- OBJECTIVE:
Copy out exactly every line from the line containing "What's the underlying" until the records below end, inclusive of both boundary lines.

══════

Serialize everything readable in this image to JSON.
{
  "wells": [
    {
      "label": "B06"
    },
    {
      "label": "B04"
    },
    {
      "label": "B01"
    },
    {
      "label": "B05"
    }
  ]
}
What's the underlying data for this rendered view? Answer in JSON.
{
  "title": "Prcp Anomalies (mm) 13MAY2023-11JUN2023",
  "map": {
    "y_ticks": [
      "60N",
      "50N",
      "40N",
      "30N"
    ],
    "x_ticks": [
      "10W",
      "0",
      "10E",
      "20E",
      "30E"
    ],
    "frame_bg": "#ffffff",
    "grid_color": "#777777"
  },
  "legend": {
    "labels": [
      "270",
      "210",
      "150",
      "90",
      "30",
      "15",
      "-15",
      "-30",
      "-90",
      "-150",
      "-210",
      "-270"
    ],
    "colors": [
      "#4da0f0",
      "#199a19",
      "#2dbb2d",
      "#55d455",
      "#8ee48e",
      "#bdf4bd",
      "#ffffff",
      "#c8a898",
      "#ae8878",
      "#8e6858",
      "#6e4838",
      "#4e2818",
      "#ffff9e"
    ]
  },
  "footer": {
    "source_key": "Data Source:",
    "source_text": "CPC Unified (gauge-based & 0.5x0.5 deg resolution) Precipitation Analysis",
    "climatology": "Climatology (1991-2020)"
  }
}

══════

- ANSWER TO THIS TASK:
What's the underlying data for this rendered view? Answer in JSON.
{
  "title": "Prcp Anomalies (mm) 13MAY2023-11JUN2023",
  "map": {
    "y_ticks": [
      "60N",
      "50N",
      "40N",
      "30N"
    ],
    "x_ticks": [
      "10W",
      "0",
      "10E",
      "20E",
      "30E"
    ],
    "frame_bg": "#ffffff",
    "grid_color": "#777777"
  },
  "legend": {
    "labels": [
      "270",
      "210",
      "150",
      "90",
      "30",
      "15",
      "-15",
      "-30",
      "-90",
      "-150",
      "-210",
      "-270"
    ],
    "colors": [
      "#4da0f0",
      "#199a19",
      "#2dbb2d",
      "#55d455",
      "#8ee48e",
      "#bdf4bd",
      "#ffffff",
      "#c8a898",
      "#ae8878",
      "#8e6858",
      "#6e4838",
      "#4e2818",
      "#ffff9e"
    ]
  },
  "footer": {
    "source_key": "Data Source:",
    "source_text": "CPC Unified (gauge-based & 0.5x0.5 deg resolution) Precipitation Analysis",
    "climatology": "Climatology (1991-2020)"
  }
}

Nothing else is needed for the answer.